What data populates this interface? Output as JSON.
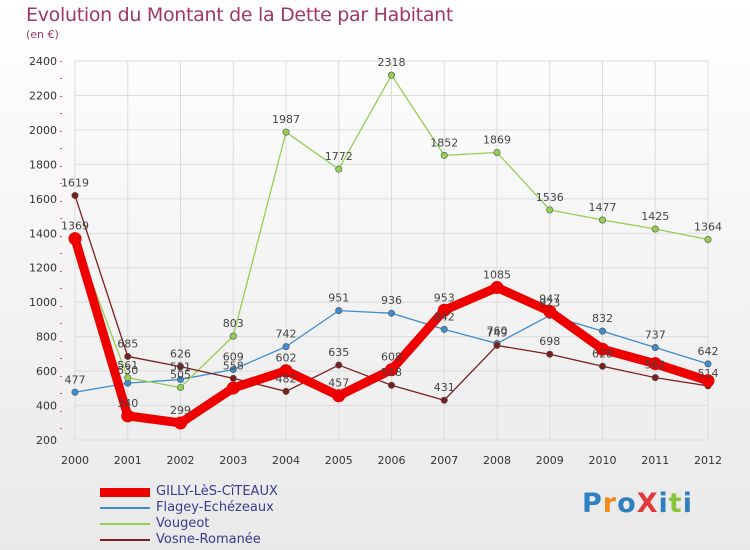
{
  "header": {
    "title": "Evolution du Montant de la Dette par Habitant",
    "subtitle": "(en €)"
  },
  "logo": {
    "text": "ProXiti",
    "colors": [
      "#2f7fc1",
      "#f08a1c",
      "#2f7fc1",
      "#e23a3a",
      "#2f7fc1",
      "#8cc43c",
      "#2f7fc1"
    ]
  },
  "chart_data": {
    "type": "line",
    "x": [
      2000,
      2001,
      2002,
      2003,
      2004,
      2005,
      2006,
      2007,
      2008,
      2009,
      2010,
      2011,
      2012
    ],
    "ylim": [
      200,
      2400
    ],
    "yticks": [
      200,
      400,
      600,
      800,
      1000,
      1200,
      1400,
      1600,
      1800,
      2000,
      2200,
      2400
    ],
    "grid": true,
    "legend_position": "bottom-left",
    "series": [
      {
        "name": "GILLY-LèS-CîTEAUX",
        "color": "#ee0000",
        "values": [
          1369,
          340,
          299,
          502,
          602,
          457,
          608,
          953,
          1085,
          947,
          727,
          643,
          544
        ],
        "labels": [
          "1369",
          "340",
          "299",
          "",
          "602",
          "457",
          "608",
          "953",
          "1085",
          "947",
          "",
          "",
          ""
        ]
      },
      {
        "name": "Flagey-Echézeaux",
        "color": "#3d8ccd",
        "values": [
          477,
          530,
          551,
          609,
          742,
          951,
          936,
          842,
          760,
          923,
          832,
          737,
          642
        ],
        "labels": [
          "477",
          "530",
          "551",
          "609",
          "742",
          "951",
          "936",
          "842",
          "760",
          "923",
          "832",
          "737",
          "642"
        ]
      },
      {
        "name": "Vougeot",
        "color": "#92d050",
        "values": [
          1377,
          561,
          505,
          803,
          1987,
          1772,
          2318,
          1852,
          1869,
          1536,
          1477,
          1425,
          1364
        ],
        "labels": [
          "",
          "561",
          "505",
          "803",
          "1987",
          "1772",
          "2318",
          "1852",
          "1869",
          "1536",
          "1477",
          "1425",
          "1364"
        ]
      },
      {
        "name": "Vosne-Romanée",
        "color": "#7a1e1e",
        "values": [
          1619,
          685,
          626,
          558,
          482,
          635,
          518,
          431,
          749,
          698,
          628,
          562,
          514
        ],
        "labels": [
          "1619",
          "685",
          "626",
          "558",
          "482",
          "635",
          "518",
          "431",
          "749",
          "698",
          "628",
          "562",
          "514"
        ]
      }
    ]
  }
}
....
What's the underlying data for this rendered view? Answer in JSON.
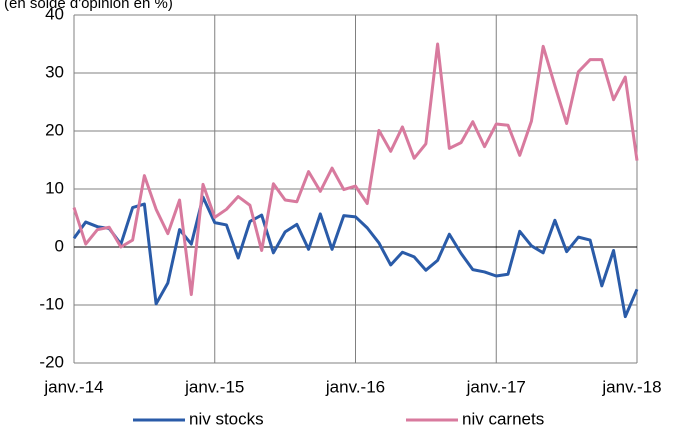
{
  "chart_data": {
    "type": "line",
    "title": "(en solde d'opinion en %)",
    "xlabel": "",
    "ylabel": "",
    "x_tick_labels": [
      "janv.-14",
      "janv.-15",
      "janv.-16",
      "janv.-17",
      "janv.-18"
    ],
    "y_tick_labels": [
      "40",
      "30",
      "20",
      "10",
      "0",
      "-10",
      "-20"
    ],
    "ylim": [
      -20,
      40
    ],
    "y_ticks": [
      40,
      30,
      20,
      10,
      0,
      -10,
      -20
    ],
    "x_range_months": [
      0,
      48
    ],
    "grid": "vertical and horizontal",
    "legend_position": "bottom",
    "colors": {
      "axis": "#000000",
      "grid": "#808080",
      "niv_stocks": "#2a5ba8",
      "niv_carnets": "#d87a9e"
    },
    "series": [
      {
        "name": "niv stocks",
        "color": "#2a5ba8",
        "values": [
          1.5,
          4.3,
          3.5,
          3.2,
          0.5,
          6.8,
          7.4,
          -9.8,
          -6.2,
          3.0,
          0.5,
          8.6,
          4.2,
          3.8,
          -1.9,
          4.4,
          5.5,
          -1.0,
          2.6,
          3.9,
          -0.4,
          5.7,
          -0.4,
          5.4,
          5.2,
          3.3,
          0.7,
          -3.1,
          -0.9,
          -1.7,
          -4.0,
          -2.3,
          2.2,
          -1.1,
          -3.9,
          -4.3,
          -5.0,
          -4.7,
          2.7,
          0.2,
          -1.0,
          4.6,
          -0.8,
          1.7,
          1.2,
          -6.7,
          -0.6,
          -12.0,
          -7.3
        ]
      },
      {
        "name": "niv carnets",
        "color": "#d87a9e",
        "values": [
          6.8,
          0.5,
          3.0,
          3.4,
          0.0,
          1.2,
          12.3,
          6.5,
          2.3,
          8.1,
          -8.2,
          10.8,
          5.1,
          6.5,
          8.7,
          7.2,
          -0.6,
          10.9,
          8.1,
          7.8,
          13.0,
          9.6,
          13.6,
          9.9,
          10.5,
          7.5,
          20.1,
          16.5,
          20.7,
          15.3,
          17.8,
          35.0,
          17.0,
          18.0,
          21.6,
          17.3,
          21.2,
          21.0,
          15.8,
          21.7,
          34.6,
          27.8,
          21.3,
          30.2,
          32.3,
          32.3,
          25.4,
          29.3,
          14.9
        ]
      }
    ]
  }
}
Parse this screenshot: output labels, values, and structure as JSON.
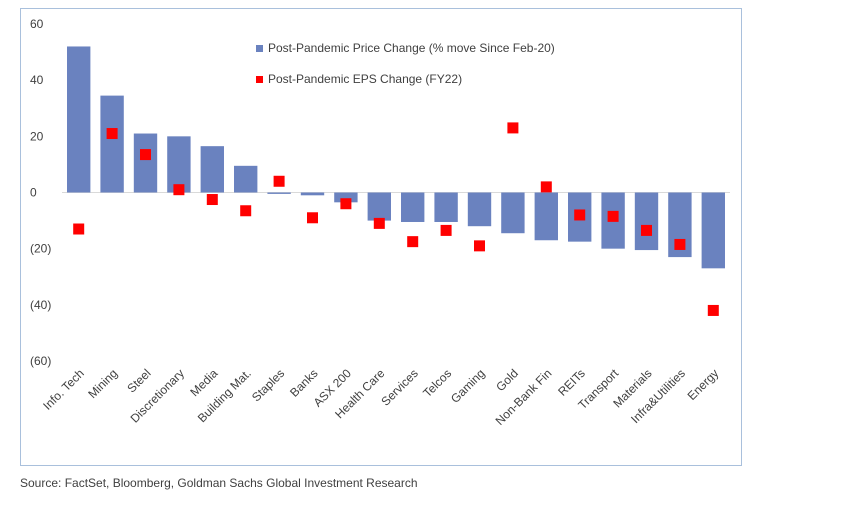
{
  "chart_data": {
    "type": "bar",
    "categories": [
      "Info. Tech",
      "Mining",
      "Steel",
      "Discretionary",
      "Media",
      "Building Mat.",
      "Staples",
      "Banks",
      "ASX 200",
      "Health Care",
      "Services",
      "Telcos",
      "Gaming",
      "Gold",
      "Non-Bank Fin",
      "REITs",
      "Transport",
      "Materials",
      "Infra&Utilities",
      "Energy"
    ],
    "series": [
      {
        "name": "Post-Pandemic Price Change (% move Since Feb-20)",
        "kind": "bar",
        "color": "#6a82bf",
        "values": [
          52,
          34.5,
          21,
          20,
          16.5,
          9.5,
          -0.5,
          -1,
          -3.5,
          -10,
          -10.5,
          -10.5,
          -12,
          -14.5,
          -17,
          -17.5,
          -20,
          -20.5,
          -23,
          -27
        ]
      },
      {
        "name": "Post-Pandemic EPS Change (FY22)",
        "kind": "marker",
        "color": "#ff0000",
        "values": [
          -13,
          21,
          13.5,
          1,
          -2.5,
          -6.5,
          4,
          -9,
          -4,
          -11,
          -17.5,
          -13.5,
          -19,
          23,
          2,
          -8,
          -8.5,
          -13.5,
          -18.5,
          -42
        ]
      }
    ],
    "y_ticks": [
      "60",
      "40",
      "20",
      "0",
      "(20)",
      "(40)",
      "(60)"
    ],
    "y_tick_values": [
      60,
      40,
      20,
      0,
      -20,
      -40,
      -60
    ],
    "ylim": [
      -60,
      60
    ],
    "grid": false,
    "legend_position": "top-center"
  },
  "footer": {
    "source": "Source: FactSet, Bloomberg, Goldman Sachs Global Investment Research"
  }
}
....
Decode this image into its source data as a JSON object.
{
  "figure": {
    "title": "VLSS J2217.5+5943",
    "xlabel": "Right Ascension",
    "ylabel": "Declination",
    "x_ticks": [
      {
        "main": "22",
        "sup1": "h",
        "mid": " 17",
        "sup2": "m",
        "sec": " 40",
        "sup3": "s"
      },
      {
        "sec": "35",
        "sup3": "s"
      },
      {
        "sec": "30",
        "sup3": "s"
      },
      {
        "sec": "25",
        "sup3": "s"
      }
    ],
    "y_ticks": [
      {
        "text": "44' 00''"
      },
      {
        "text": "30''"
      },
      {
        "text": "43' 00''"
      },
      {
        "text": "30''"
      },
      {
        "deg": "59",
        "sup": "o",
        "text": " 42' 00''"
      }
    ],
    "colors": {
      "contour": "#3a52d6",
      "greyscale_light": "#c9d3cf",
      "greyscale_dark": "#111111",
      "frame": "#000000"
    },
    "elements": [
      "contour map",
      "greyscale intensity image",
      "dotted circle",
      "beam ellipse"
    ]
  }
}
....
**AIM OF THE EXERCISE**
Tally the lines of the listing in which the word "name" occurs, and state the total alone.

**TASK OUTPUT**
8